[begin Records for this exercise]
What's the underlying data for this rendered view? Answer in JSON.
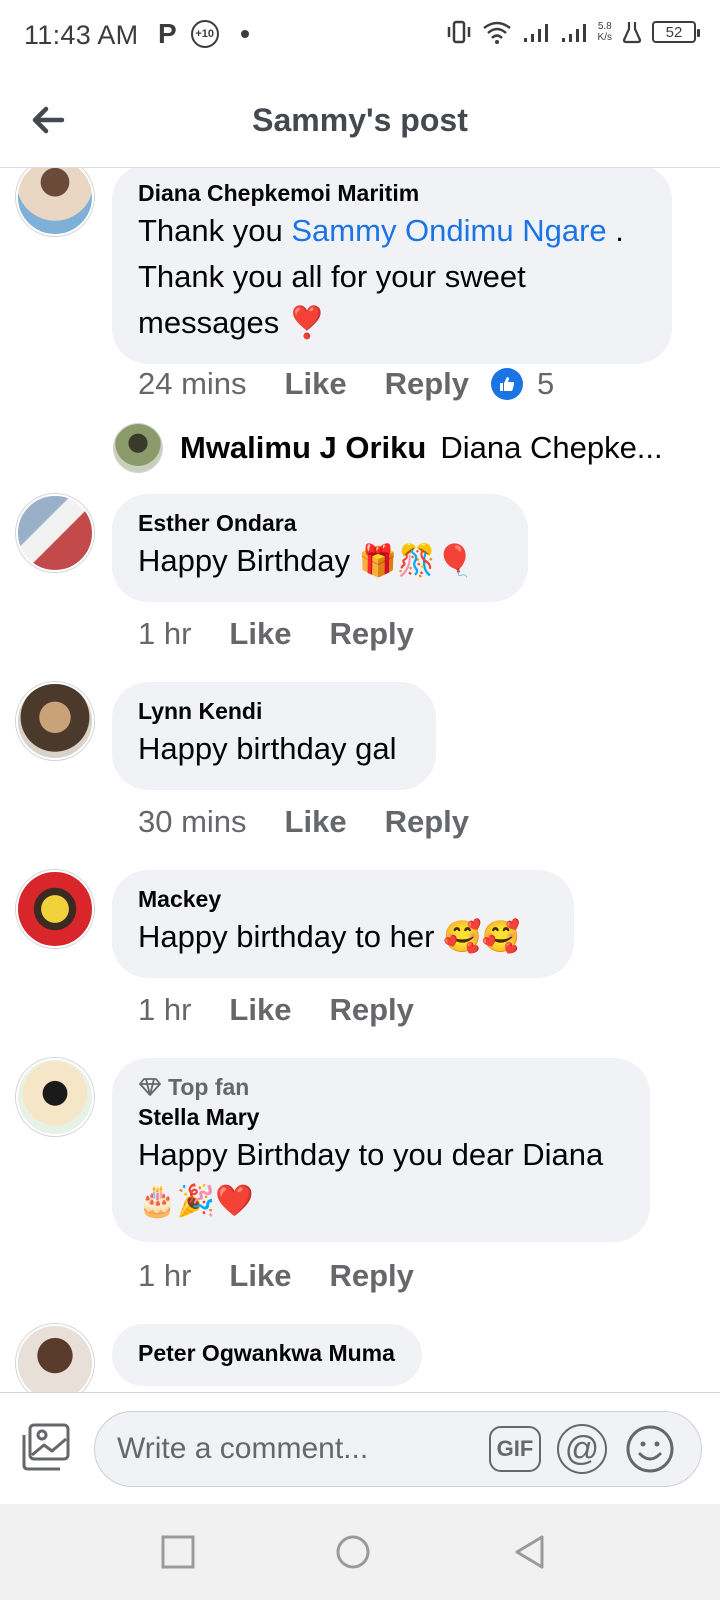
{
  "status_bar": {
    "time": "11:43 AM",
    "p_label": "P",
    "notification_badge": "+10",
    "net_speed_value": "5.8",
    "net_speed_unit": "K/s",
    "battery": "52"
  },
  "header": {
    "title": "Sammy's post"
  },
  "comments": [
    {
      "author": "Diana Chepkemoi Maritim",
      "text_before": "Thank you ",
      "mention": "Sammy Ondimu Ngare",
      "text_after": " . Thank you all for your sweet messages ❣️",
      "time": "24 mins",
      "like_label": "Like",
      "reply_label": "Reply",
      "reaction_count": "5"
    },
    {
      "author": "Esther Ondara",
      "text": "Happy Birthday 🎁🎊🎈",
      "time": "1 hr",
      "like_label": "Like",
      "reply_label": "Reply"
    },
    {
      "author": "Lynn Kendi",
      "text": "Happy birthday gal",
      "time": "30 mins",
      "like_label": "Like",
      "reply_label": "Reply"
    },
    {
      "author": "Mackey",
      "text": "Happy birthday to her 🥰🥰",
      "time": "1 hr",
      "like_label": "Like",
      "reply_label": "Reply"
    },
    {
      "badge": "Top fan",
      "author": "Stella Mary",
      "text": "Happy Birthday to you dear Diana 🎂🎉❤️",
      "time": "1 hr",
      "like_label": "Like",
      "reply_label": "Reply"
    },
    {
      "author": "Peter Ogwankwa Muma"
    }
  ],
  "reply_preview": {
    "author": "Mwalimu J Oriku",
    "snippet": "Diana Chepke..."
  },
  "composer": {
    "placeholder": "Write a comment...",
    "gif_label": "GIF",
    "mention_label": "@"
  },
  "colors": {
    "mention": "#1b74e4",
    "bubble": "#f0f2f5",
    "secondary_text": "#65676b"
  }
}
[end Records for this exercise]
> **Exercise directions**
Transcribe all of the material exactly, leaving out whatever pictures it contains.

> **Response for this exercise**
What's the underlying data for this rendered view? Answer in JSON.
{
  "status_bar": {
    "time": "11:43 AM",
    "p_label": "P",
    "notification_badge": "+10",
    "net_speed_value": "5.8",
    "net_speed_unit": "K/s",
    "battery": "52"
  },
  "header": {
    "title": "Sammy's post"
  },
  "comments": [
    {
      "author": "Diana Chepkemoi Maritim",
      "text_before": "Thank you ",
      "mention": "Sammy Ondimu Ngare",
      "text_after": " . Thank you all for your sweet messages ❣️",
      "time": "24 mins",
      "like_label": "Like",
      "reply_label": "Reply",
      "reaction_count": "5"
    },
    {
      "author": "Esther Ondara",
      "text": "Happy Birthday 🎁🎊🎈",
      "time": "1 hr",
      "like_label": "Like",
      "reply_label": "Reply"
    },
    {
      "author": "Lynn Kendi",
      "text": "Happy birthday gal",
      "time": "30 mins",
      "like_label": "Like",
      "reply_label": "Reply"
    },
    {
      "author": "Mackey",
      "text": "Happy birthday to her 🥰🥰",
      "time": "1 hr",
      "like_label": "Like",
      "reply_label": "Reply"
    },
    {
      "badge": "Top fan",
      "author": "Stella Mary",
      "text": "Happy Birthday to you dear Diana 🎂🎉❤️",
      "time": "1 hr",
      "like_label": "Like",
      "reply_label": "Reply"
    },
    {
      "author": "Peter Ogwankwa Muma"
    }
  ],
  "reply_preview": {
    "author": "Mwalimu J Oriku",
    "snippet": "Diana Chepke..."
  },
  "composer": {
    "placeholder": "Write a comment...",
    "gif_label": "GIF",
    "mention_label": "@"
  },
  "colors": {
    "mention": "#1b74e4",
    "bubble": "#f0f2f5",
    "secondary_text": "#65676b"
  }
}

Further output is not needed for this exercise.